→ **Directions for this task**: Every entry that follows needs to be repeated exactly.

# # # #

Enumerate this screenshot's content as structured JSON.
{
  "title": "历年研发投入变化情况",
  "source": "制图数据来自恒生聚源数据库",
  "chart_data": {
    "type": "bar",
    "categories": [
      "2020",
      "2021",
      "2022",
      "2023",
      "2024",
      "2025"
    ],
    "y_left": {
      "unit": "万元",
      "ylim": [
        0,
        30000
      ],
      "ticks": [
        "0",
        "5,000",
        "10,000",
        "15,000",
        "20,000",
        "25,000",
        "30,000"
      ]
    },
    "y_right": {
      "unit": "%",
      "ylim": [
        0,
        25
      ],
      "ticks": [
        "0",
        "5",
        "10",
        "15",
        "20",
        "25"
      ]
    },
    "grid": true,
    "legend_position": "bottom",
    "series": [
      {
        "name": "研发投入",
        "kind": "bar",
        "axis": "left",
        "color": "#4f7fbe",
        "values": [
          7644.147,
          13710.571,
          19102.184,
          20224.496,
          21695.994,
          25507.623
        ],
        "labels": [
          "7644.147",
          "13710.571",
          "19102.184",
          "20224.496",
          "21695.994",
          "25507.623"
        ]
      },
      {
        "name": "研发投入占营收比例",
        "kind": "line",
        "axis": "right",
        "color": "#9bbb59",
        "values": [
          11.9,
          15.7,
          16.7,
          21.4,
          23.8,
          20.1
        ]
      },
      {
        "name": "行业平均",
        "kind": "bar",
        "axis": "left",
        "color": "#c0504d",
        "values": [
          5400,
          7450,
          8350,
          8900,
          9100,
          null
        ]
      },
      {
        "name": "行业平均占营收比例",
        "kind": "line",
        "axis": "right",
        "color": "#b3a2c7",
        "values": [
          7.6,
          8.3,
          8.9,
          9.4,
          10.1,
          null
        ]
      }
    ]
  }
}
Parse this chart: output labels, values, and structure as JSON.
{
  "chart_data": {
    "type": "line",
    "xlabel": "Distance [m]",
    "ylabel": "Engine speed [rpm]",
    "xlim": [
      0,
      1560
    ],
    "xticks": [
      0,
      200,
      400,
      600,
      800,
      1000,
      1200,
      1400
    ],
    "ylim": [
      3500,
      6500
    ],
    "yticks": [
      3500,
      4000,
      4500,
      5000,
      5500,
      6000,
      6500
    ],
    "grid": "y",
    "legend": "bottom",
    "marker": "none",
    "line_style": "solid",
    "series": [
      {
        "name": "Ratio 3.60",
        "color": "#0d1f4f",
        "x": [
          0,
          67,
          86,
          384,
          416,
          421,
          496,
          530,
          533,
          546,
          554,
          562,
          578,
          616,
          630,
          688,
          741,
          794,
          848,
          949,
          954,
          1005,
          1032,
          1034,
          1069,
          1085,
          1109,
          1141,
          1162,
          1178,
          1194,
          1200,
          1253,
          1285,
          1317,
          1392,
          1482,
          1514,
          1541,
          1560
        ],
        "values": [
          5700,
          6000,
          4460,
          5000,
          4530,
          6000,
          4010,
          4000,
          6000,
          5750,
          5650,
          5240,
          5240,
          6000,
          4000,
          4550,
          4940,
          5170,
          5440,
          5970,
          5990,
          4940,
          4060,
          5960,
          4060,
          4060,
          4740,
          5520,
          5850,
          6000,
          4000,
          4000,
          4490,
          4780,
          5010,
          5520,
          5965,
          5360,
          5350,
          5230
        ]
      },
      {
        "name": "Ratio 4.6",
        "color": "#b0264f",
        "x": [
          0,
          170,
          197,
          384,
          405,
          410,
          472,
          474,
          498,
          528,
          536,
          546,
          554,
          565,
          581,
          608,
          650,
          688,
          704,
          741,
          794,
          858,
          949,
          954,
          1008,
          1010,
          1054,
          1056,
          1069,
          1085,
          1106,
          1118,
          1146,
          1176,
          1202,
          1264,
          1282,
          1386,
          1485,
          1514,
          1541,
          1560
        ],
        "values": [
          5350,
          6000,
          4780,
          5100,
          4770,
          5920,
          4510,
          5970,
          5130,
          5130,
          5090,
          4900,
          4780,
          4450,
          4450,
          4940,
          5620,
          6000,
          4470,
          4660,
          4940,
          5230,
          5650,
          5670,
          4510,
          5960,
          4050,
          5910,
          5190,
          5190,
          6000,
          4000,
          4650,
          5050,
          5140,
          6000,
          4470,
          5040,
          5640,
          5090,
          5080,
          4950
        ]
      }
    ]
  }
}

# # # #

→ **Expected answer**:
Enumerate this screenshot's content as structured JSON.
{
  "title": "历年研发投入变化情况",
  "source": "制图数据来自恒生聚源数据库",
  "chart_data": {
    "type": "bar",
    "categories": [
      "2020",
      "2021",
      "2022",
      "2023",
      "2024",
      "2025"
    ],
    "y_left": {
      "unit": "万元",
      "ylim": [
        0,
        30000
      ],
      "ticks": [
        "0",
        "5,000",
        "10,000",
        "15,000",
        "20,000",
        "25,000",
        "30,000"
      ]
    },
    "y_right": {
      "unit": "%",
      "ylim": [
        0,
        25
      ],
      "ticks": [
        "0",
        "5",
        "10",
        "15",
        "20",
        "25"
      ]
    },
    "grid": true,
    "legend_position": "bottom",
    "series": [
      {
        "name": "研发投入",
        "kind": "bar",
        "axis": "left",
        "color": "#4f7fbe",
        "values": [
          7644.147,
          13710.571,
          19102.184,
          20224.496,
          21695.994,
          25507.623
        ],
        "labels": [
          "7644.147",
          "13710.571",
          "19102.184",
          "20224.496",
          "21695.994",
          "25507.623"
        ]
      },
      {
        "name": "研发投入占营收比例",
        "kind": "line",
        "axis": "right",
        "color": "#9bbb59",
        "values": [
          11.9,
          15.7,
          16.7,
          21.4,
          23.8,
          20.1
        ]
      },
      {
        "name": "行业平均",
        "kind": "bar",
        "axis": "left",
        "color": "#c0504d",
        "values": [
          5400,
          7450,
          8350,
          8900,
          9100,
          null
        ]
      },
      {
        "name": "行业平均占营收比例",
        "kind": "line",
        "axis": "right",
        "color": "#b3a2c7",
        "values": [
          7.6,
          8.3,
          8.9,
          9.4,
          10.1,
          null
        ]
      }
    ]
  }
}
Parse this chart: output labels, values, and structure as JSON.
{
  "chart_data": {
    "type": "line",
    "xlabel": "Distance [m]",
    "ylabel": "Engine speed [rpm]",
    "xlim": [
      0,
      1560
    ],
    "xticks": [
      0,
      200,
      400,
      600,
      800,
      1000,
      1200,
      1400
    ],
    "ylim": [
      3500,
      6500
    ],
    "yticks": [
      3500,
      4000,
      4500,
      5000,
      5500,
      6000,
      6500
    ],
    "grid": "y",
    "legend": "bottom",
    "marker": "none",
    "line_style": "solid",
    "series": [
      {
        "name": "Ratio 3.60",
        "color": "#0d1f4f",
        "x": [
          0,
          67,
          86,
          384,
          416,
          421,
          496,
          530,
          533,
          546,
          554,
          562,
          578,
          616,
          630,
          688,
          741,
          794,
          848,
          949,
          954,
          1005,
          1032,
          1034,
          1069,
          1085,
          1109,
          1141,
          1162,
          1178,
          1194,
          1200,
          1253,
          1285,
          1317,
          1392,
          1482,
          1514,
          1541,
          1560
        ],
        "values": [
          5700,
          6000,
          4460,
          5000,
          4530,
          6000,
          4010,
          4000,
          6000,
          5750,
          5650,
          5240,
          5240,
          6000,
          4000,
          4550,
          4940,
          5170,
          5440,
          5970,
          5990,
          4940,
          4060,
          5960,
          4060,
          4060,
          4740,
          5520,
          5850,
          6000,
          4000,
          4000,
          4490,
          4780,
          5010,
          5520,
          5965,
          5360,
          5350,
          5230
        ]
      },
      {
        "name": "Ratio 4.6",
        "color": "#b0264f",
        "x": [
          0,
          170,
          197,
          384,
          405,
          410,
          472,
          474,
          498,
          528,
          536,
          546,
          554,
          565,
          581,
          608,
          650,
          688,
          704,
          741,
          794,
          858,
          949,
          954,
          1008,
          1010,
          1054,
          1056,
          1069,
          1085,
          1106,
          1118,
          1146,
          1176,
          1202,
          1264,
          1282,
          1386,
          1485,
          1514,
          1541,
          1560
        ],
        "values": [
          5350,
          6000,
          4780,
          5100,
          4770,
          5920,
          4510,
          5970,
          5130,
          5130,
          5090,
          4900,
          4780,
          4450,
          4450,
          4940,
          5620,
          6000,
          4470,
          4660,
          4940,
          5230,
          5650,
          5670,
          4510,
          5960,
          4050,
          5910,
          5190,
          5190,
          6000,
          4000,
          4650,
          5050,
          5140,
          6000,
          4470,
          5040,
          5640,
          5090,
          5080,
          4950
        ]
      }
    ]
  }
}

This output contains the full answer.